Assignment: Search the entries for lines with the string "gegenwärtige" and say how many there are, giving only the number.

Data in this exercise:
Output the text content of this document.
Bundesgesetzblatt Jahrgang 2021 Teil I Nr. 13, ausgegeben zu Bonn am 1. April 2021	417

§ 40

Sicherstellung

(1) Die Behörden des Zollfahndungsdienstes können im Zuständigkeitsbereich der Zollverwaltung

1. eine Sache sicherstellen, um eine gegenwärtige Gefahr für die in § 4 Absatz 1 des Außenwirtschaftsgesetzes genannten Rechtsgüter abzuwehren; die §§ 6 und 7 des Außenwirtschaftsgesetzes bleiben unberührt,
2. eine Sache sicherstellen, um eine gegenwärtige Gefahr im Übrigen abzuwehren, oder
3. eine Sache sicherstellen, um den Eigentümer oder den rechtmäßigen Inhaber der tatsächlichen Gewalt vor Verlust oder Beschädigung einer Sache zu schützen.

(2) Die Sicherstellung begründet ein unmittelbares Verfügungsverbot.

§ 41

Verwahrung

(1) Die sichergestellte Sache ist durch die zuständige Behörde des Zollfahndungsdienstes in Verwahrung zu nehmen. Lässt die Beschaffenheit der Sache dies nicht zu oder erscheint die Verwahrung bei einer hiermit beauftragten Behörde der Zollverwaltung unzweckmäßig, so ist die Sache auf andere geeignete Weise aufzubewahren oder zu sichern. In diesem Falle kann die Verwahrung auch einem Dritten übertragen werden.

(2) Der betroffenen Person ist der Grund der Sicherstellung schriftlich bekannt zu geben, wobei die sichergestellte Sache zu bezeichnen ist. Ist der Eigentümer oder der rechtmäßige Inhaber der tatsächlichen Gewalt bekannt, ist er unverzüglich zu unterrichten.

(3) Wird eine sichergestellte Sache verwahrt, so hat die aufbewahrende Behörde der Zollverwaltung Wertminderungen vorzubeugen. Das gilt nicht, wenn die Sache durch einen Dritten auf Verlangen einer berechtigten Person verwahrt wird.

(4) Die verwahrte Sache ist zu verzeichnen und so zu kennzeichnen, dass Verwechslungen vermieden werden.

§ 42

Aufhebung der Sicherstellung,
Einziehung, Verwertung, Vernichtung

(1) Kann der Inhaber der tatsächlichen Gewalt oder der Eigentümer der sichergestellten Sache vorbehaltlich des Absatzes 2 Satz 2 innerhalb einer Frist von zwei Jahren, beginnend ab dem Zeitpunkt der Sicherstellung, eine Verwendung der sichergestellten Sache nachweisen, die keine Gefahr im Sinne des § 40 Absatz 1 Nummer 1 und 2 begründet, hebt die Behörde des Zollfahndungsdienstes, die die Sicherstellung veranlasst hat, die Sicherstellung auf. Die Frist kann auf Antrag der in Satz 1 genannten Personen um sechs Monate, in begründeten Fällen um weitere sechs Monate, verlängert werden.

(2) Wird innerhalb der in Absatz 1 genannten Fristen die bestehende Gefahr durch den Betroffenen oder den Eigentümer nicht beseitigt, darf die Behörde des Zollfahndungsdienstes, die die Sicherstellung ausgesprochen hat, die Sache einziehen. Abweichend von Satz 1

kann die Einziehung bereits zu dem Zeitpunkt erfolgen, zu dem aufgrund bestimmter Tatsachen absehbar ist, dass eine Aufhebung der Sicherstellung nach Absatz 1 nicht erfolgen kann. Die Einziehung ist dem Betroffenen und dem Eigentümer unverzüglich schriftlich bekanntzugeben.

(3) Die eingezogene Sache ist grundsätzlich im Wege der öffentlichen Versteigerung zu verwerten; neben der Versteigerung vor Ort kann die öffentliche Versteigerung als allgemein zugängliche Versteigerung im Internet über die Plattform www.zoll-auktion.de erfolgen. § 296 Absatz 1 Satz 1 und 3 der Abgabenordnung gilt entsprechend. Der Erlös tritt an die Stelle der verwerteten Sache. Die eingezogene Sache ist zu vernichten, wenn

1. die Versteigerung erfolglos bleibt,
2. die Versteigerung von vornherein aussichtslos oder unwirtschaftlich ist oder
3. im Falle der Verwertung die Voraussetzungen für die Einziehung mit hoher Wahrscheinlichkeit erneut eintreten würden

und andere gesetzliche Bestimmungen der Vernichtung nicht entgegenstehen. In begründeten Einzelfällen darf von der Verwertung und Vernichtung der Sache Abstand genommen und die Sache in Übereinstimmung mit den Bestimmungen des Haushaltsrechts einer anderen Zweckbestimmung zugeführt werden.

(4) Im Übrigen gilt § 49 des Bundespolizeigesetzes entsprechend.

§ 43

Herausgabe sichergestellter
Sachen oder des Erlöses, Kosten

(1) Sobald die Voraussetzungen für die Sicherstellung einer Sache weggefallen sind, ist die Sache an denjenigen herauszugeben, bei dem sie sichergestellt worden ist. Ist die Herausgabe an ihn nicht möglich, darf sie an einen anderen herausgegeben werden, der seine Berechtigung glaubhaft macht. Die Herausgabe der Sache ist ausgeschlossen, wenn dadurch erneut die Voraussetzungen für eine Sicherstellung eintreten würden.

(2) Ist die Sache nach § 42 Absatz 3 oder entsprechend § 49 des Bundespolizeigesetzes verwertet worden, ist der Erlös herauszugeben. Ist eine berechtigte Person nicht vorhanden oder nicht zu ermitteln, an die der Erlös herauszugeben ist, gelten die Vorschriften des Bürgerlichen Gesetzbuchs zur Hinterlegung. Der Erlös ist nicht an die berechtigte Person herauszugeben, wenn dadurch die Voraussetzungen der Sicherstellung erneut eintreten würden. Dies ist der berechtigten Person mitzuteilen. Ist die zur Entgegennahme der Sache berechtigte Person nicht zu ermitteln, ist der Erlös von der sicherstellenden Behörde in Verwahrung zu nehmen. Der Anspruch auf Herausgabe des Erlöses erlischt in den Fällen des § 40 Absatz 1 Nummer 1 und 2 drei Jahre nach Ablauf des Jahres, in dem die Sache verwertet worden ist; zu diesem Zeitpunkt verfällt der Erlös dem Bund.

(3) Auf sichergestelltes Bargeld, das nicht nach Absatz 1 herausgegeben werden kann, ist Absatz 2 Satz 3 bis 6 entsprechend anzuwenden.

Response for this exercise: 2